Records for this task.

## begin

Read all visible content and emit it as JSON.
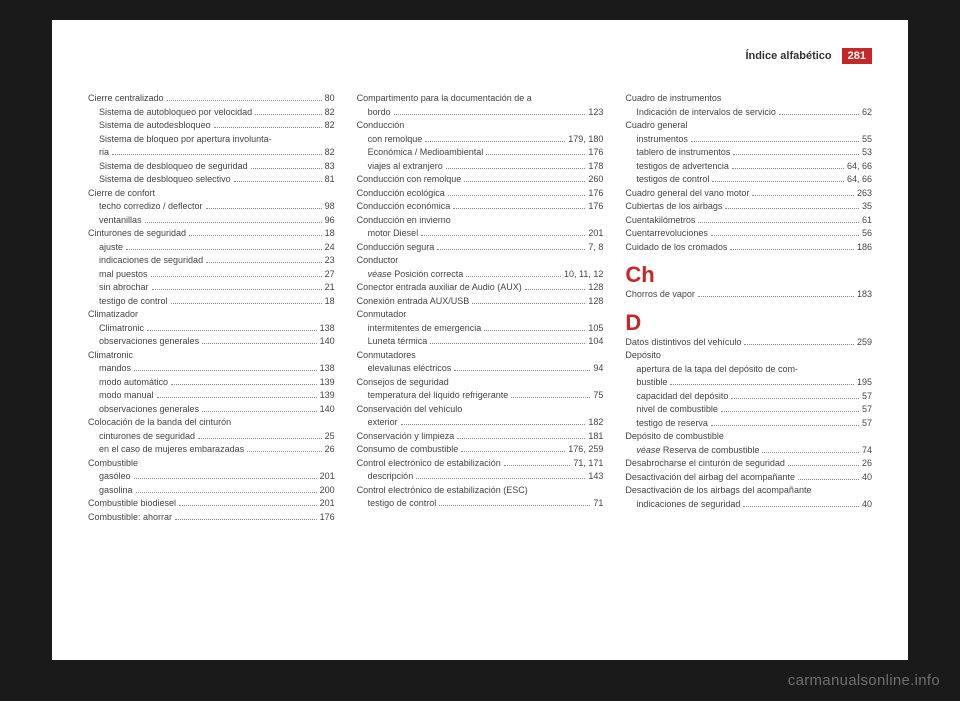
{
  "header": {
    "title": "Índice alfabético",
    "page_number": "281"
  },
  "watermark": "carmanualsonline.info",
  "colors": {
    "accent": "#c62828",
    "text": "#444444",
    "bg_page": "#ffffff",
    "bg_outer": "#1a1a1a"
  },
  "col1": [
    {
      "t": "Cierre centralizado",
      "p": "80"
    },
    {
      "t": "Sistema de autobloqueo por velocidad",
      "p": "82",
      "sub": 1
    },
    {
      "t": "Sistema de autodesbloqueo",
      "p": "82",
      "sub": 1
    },
    {
      "t": "Sistema de bloqueo por apertura involunta-",
      "sub": 1,
      "nolead": 1
    },
    {
      "t": "ria",
      "p": "82",
      "sub": 1,
      "cont": 1
    },
    {
      "t": "Sistema de desbloqueo de seguridad",
      "p": "83",
      "sub": 1
    },
    {
      "t": "Sistema de desbloqueo selectivo",
      "p": "81",
      "sub": 1
    },
    {
      "t": "Cierre de confort",
      "nolead": 1
    },
    {
      "t": "techo corredizo / deflector",
      "p": "98",
      "sub": 1
    },
    {
      "t": "ventanillas",
      "p": "96",
      "sub": 1
    },
    {
      "t": "Cinturones de seguridad",
      "p": "18"
    },
    {
      "t": "ajuste",
      "p": "24",
      "sub": 1
    },
    {
      "t": "indicaciones de seguridad",
      "p": "23",
      "sub": 1
    },
    {
      "t": "mal puestos",
      "p": "27",
      "sub": 1
    },
    {
      "t": "sin abrochar",
      "p": "21",
      "sub": 1
    },
    {
      "t": "testigo de control",
      "p": "18",
      "sub": 1
    },
    {
      "t": "Climatizador",
      "nolead": 1
    },
    {
      "t": "Climatronic",
      "p": "138",
      "sub": 1
    },
    {
      "t": "observaciones generales",
      "p": "140",
      "sub": 1
    },
    {
      "t": "Climatronic",
      "nolead": 1
    },
    {
      "t": "mandos",
      "p": "138",
      "sub": 1
    },
    {
      "t": "modo automático",
      "p": "139",
      "sub": 1
    },
    {
      "t": "modo manual",
      "p": "139",
      "sub": 1
    },
    {
      "t": "observaciones generales",
      "p": "140",
      "sub": 1
    },
    {
      "t": "Colocación de la banda del cinturón",
      "nolead": 1
    },
    {
      "t": "cinturones de seguridad",
      "p": "25",
      "sub": 1
    },
    {
      "t": "en el caso de mujeres embarazadas",
      "p": "26",
      "sub": 1
    },
    {
      "t": "Combustible",
      "nolead": 1
    },
    {
      "t": "gasóleo",
      "p": "201",
      "sub": 1
    },
    {
      "t": "gasolina",
      "p": "200",
      "sub": 1
    },
    {
      "t": "Combustible biodiesel",
      "p": "201"
    },
    {
      "t": "Combustible: ahorrar",
      "p": "176"
    }
  ],
  "col2": [
    {
      "t": "Compartimento para la documentación de a",
      "nolead": 1
    },
    {
      "t": "bordo",
      "p": "123",
      "sub": 1,
      "cont": 1
    },
    {
      "t": "Conducción",
      "nolead": 1
    },
    {
      "t": "con remolque",
      "p": "179, 180",
      "sub": 1
    },
    {
      "t": "Económica / Medioambiental",
      "p": "176",
      "sub": 1
    },
    {
      "t": "viajes al extranjero",
      "p": "178",
      "sub": 1
    },
    {
      "t": "Conducción con remolque",
      "p": "260"
    },
    {
      "t": "Conducción ecológica",
      "p": "176"
    },
    {
      "t": "Conducción económica",
      "p": "176"
    },
    {
      "t": "Conducción en invierno",
      "nolead": 1
    },
    {
      "t": "motor Diesel",
      "p": "201",
      "sub": 1
    },
    {
      "t": "Conducción segura",
      "p": "7, 8"
    },
    {
      "t": "Conductor",
      "nolead": 1
    },
    {
      "t": "Posición correcta",
      "p": "10, 11, 12",
      "sub": 1,
      "prefix": "véase "
    },
    {
      "t": "Conector entrada auxiliar de Audio (AUX)",
      "p": "128"
    },
    {
      "t": "Conexión entrada AUX/USB",
      "p": "128"
    },
    {
      "t": "Conmutador",
      "nolead": 1
    },
    {
      "t": "intermitentes de emergencia",
      "p": "105",
      "sub": 1
    },
    {
      "t": "Luneta térmica",
      "p": "104",
      "sub": 1
    },
    {
      "t": "Conmutadores",
      "nolead": 1
    },
    {
      "t": "elevalunas eléctricos",
      "p": "94",
      "sub": 1
    },
    {
      "t": "Consejos de seguridad",
      "nolead": 1
    },
    {
      "t": "temperatura del líquido refrigerante",
      "p": "75",
      "sub": 1
    },
    {
      "t": "Conservación del vehículo",
      "nolead": 1
    },
    {
      "t": "exterior",
      "p": "182",
      "sub": 1
    },
    {
      "t": "Conservación y limpieza",
      "p": "181"
    },
    {
      "t": "Consumo de combustible",
      "p": "176, 259"
    },
    {
      "t": "Control electrónico de estabilización",
      "p": "71, 171"
    },
    {
      "t": "descripción",
      "p": "143",
      "sub": 1
    },
    {
      "t": "Control electrónico de estabilización (ESC)",
      "nolead": 1
    },
    {
      "t": "testigo de control",
      "p": "71",
      "sub": 1
    }
  ],
  "col3": [
    {
      "t": "Cuadro de instrumentos",
      "nolead": 1
    },
    {
      "t": "Indicación de intervalos de servicio",
      "p": "62",
      "sub": 1
    },
    {
      "t": "Cuadro general",
      "nolead": 1
    },
    {
      "t": "instrumentos",
      "p": "55",
      "sub": 1
    },
    {
      "t": "tablero de instrumentos",
      "p": "53",
      "sub": 1
    },
    {
      "t": "testigos de advertencia",
      "p": "64, 66",
      "sub": 1
    },
    {
      "t": "testigos de control",
      "p": "64, 66",
      "sub": 1
    },
    {
      "t": "Cuadro general del vano motor",
      "p": "263"
    },
    {
      "t": "Cubiertas de los airbags",
      "p": "35"
    },
    {
      "t": "Cuentakilómetros",
      "p": "61"
    },
    {
      "t": "Cuentarrevoluciones",
      "p": "56"
    },
    {
      "t": "Cuidado de los cromados",
      "p": "186"
    },
    {
      "letter": "Ch"
    },
    {
      "t": "Chorros de vapor",
      "p": "183"
    },
    {
      "letter": "D"
    },
    {
      "t": "Datos distintivos del vehículo",
      "p": "259"
    },
    {
      "t": "Depósito",
      "nolead": 1
    },
    {
      "t": "apertura de la tapa del depósito de com-",
      "sub": 1,
      "nolead": 1
    },
    {
      "t": "bustible",
      "p": "195",
      "sub": 1,
      "cont": 1
    },
    {
      "t": "capacidad del depósito",
      "p": "57",
      "sub": 1
    },
    {
      "t": "nivel de combustible",
      "p": "57",
      "sub": 1
    },
    {
      "t": "testigo de reserva",
      "p": "57",
      "sub": 1
    },
    {
      "t": "Depósito de combustible",
      "nolead": 1
    },
    {
      "t": "Reserva de combustible",
      "p": "74",
      "sub": 1,
      "prefix": "véase "
    },
    {
      "t": "Desabrocharse el cinturón de seguridad",
      "p": "26"
    },
    {
      "t": "Desactivación del airbag del acompañante",
      "p": "40"
    },
    {
      "t": "Desactivación de los airbags del acompañante",
      "nolead": 1
    },
    {
      "t": "indicaciones de seguridad",
      "p": "40",
      "sub": 1
    }
  ]
}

## end

What is being asked. Pick each line holding the word "Cuadro" out of the listing.

Expected answer.
      "t": "Cuadro de instrumentos",
      "t": "Cuadro general",
      "t": "Cuadro general del vano motor",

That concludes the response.